*What you need to do:* Drop the pictures from the entries below, then reproduce the rest exactly.

*Stored data:*
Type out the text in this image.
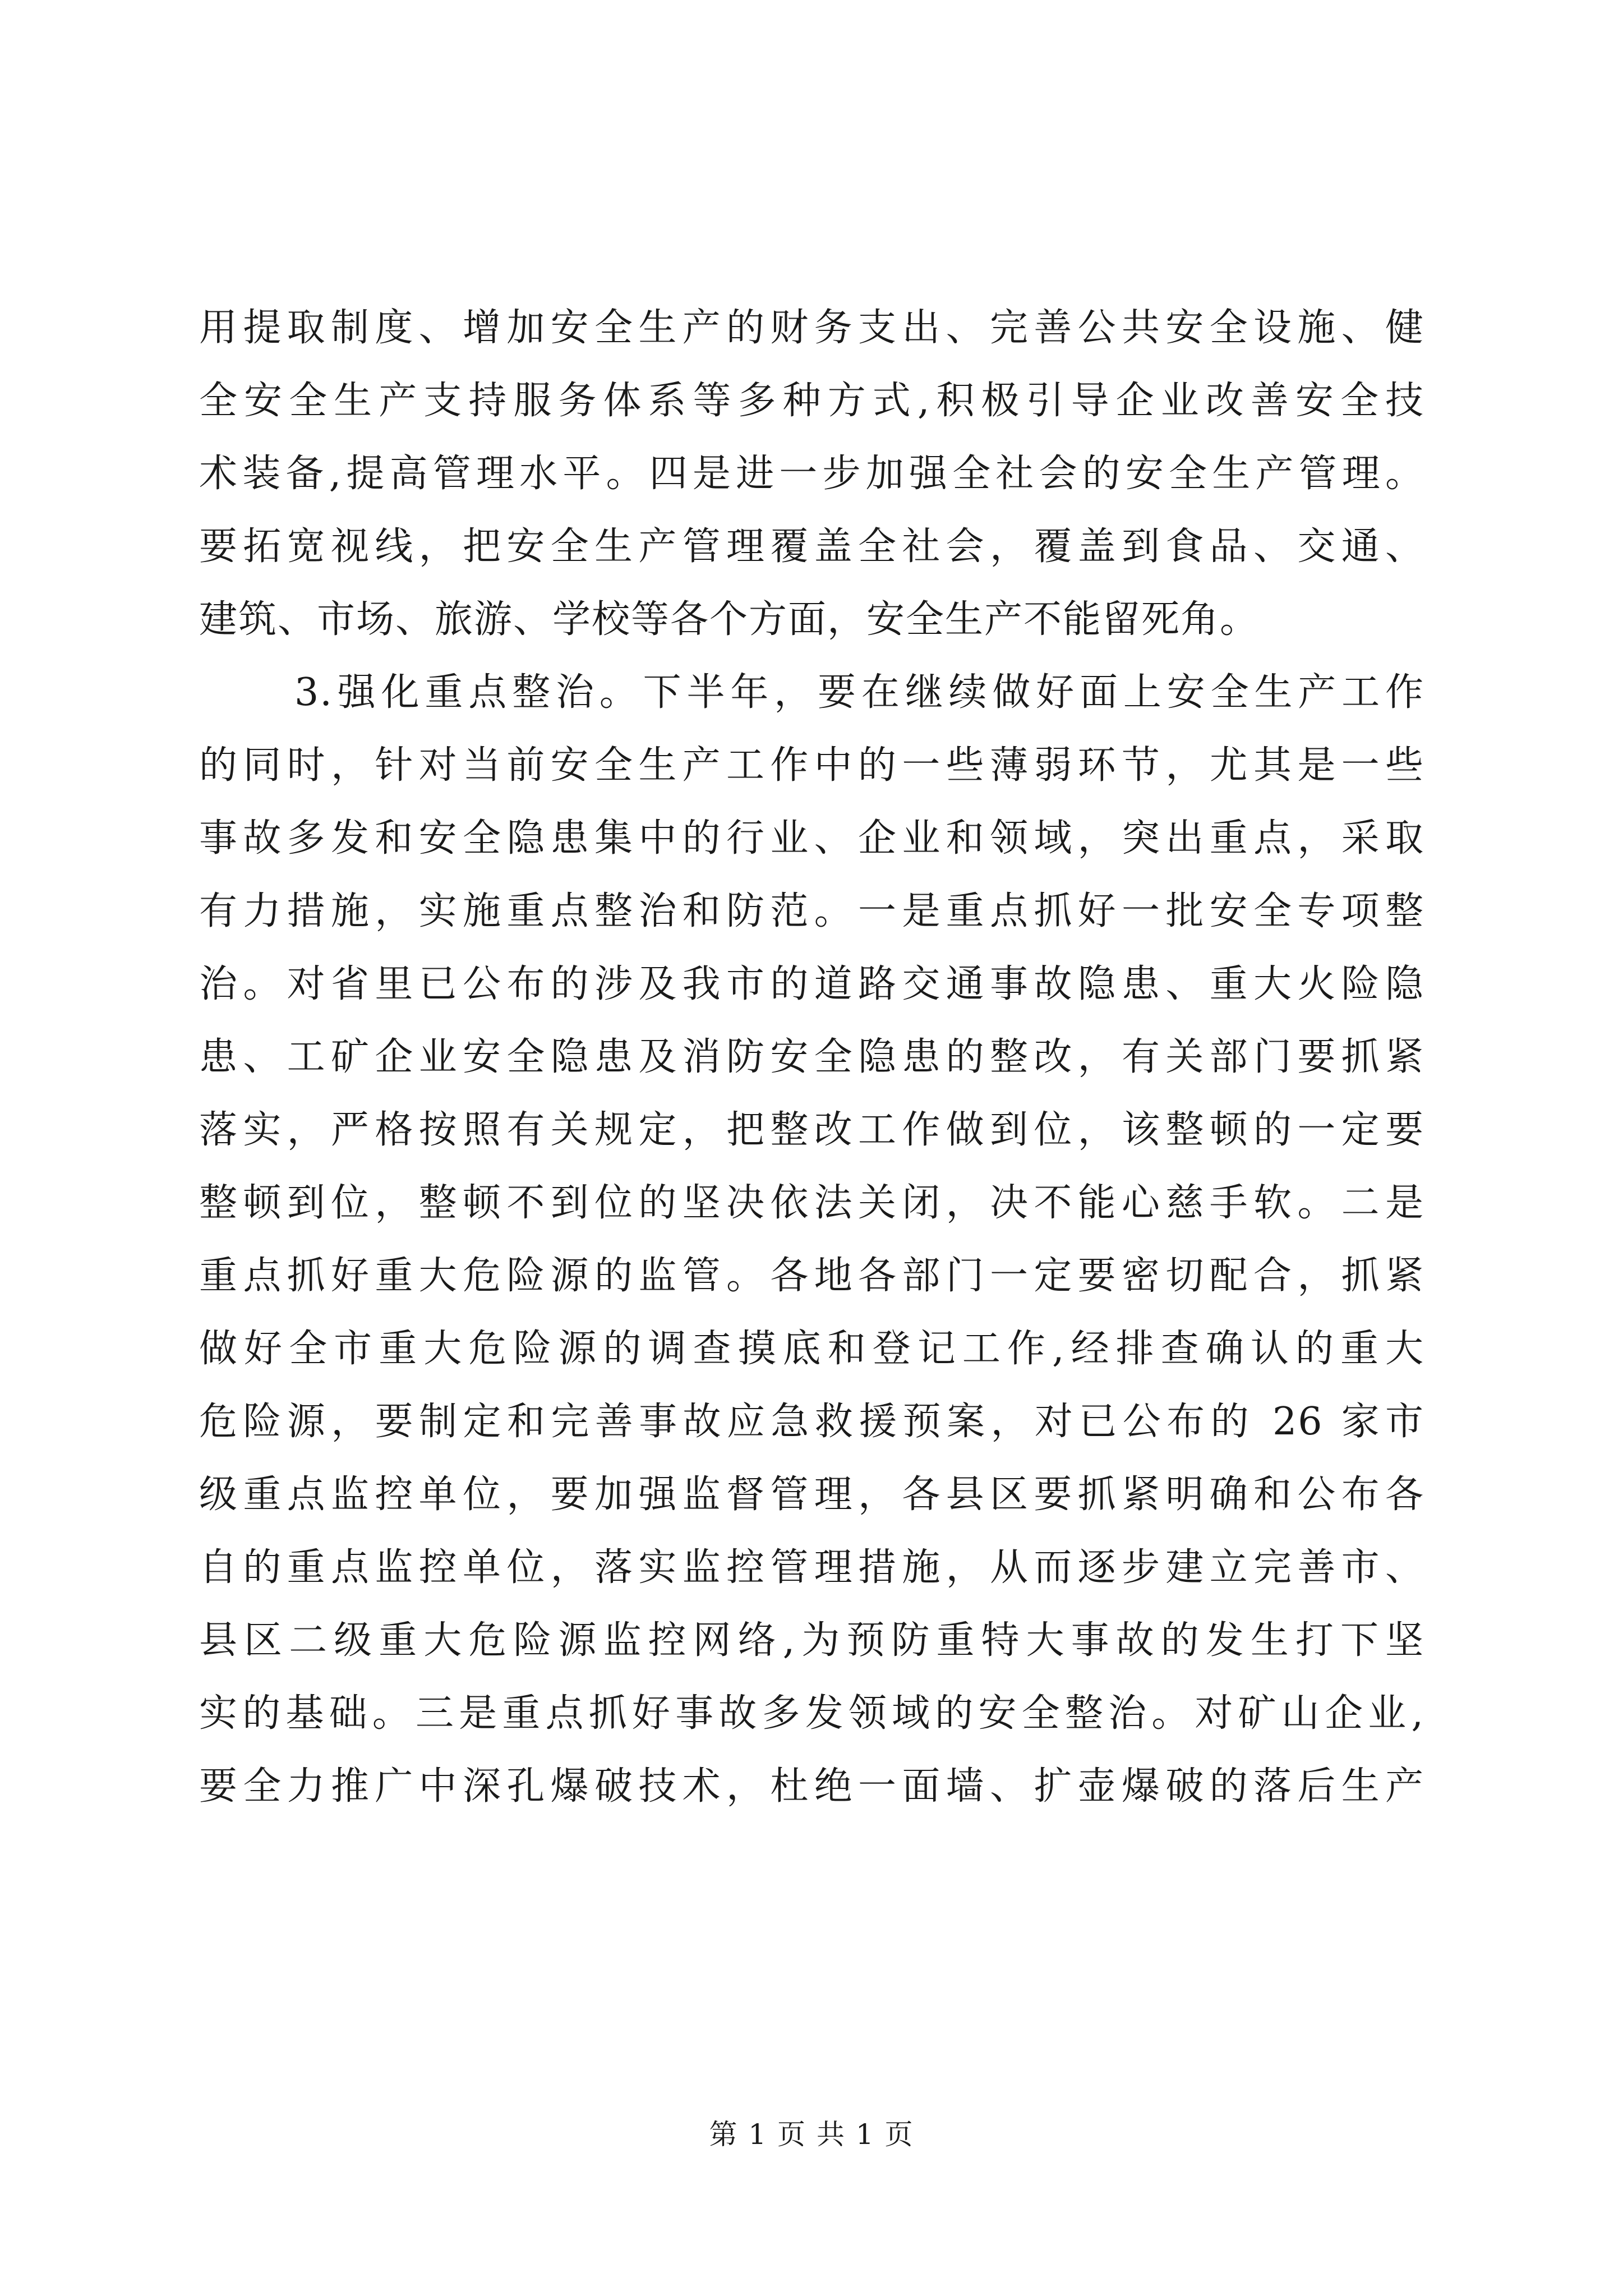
用提取制度、增加安全生产的财务支出、完善公共安全设施、健
全安全生产支持服务体系等多种方式,积极引导企业改善安全技
术装备,提高管理水平。四是进一步加强全社会的安全生产管理。
要拓宽视线，把安全生产管理覆盖全社会，覆盖到食品、交通、
建筑、市场、旅游、学校等各个方面，安全生产不能留死角。
3.强化重点整治。下半年，要在继续做好面上安全生产工作
的同时，针对当前安全生产工作中的一些薄弱环节，尤其是一些
事故多发和安全隐患集中的行业、企业和领域，突出重点，采取
有力措施，实施重点整治和防范。一是重点抓好一批安全专项整
治。对省里已公布的涉及我市的道路交通事故隐患、重大火险隐
患、工矿企业安全隐患及消防安全隐患的整改，有关部门要抓紧
落实，严格按照有关规定，把整改工作做到位，该整顿的一定要
整顿到位，整顿不到位的坚决依法关闭，决不能心慈手软。二是
重点抓好重大危险源的监管。各地各部门一定要密切配合，抓紧
做好全市重大危险源的调查摸底和登记工作,经排查确认的重大
危险源，要制定和完善事故应急救援预案，对已公布的 26 家市
级重点监控单位，要加强监督管理，各县区要抓紧明确和公布各
自的重点监控单位，落实监控管理措施，从而逐步建立完善市、
县区二级重大危险源监控网络,为预防重特大事故的发生打下坚
实的基础。三是重点抓好事故多发领域的安全整治。对矿山企业,
要全力推广中深孔爆破技术，杜绝一面墙、扩壶爆破的落后生产
第 1 页 共 1 页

*Result:*
Type out the text in this image.
用提取制度、增加安全生产的财务支出、完善公共安全设施、健
全安全生产支持服务体系等多种方式,积极引导企业改善安全技
术装备,提高管理水平。四是进一步加强全社会的安全生产管理。
要拓宽视线，把安全生产管理覆盖全社会，覆盖到食品、交通、
建筑、市场、旅游、学校等各个方面，安全生产不能留死角。
3.强化重点整治。下半年，要在继续做好面上安全生产工作
的同时，针对当前安全生产工作中的一些薄弱环节，尤其是一些
事故多发和安全隐患集中的行业、企业和领域，突出重点，采取
有力措施，实施重点整治和防范。一是重点抓好一批安全专项整
治。对省里已公布的涉及我市的道路交通事故隐患、重大火险隐
患、工矿企业安全隐患及消防安全隐患的整改，有关部门要抓紧
落实，严格按照有关规定，把整改工作做到位，该整顿的一定要
整顿到位，整顿不到位的坚决依法关闭，决不能心慈手软。二是
重点抓好重大危险源的监管。各地各部门一定要密切配合，抓紧
做好全市重大危险源的调查摸底和登记工作,经排查确认的重大
危险源，要制定和完善事故应急救援预案，对已公布的 26 家市
级重点监控单位，要加强监督管理，各县区要抓紧明确和公布各
自的重点监控单位，落实监控管理措施，从而逐步建立完善市、
县区二级重大危险源监控网络,为预防重特大事故的发生打下坚
实的基础。三是重点抓好事故多发领域的安全整治。对矿山企业,
要全力推广中深孔爆破技术，杜绝一面墙、扩壶爆破的落后生产
第 1 页 共 1 页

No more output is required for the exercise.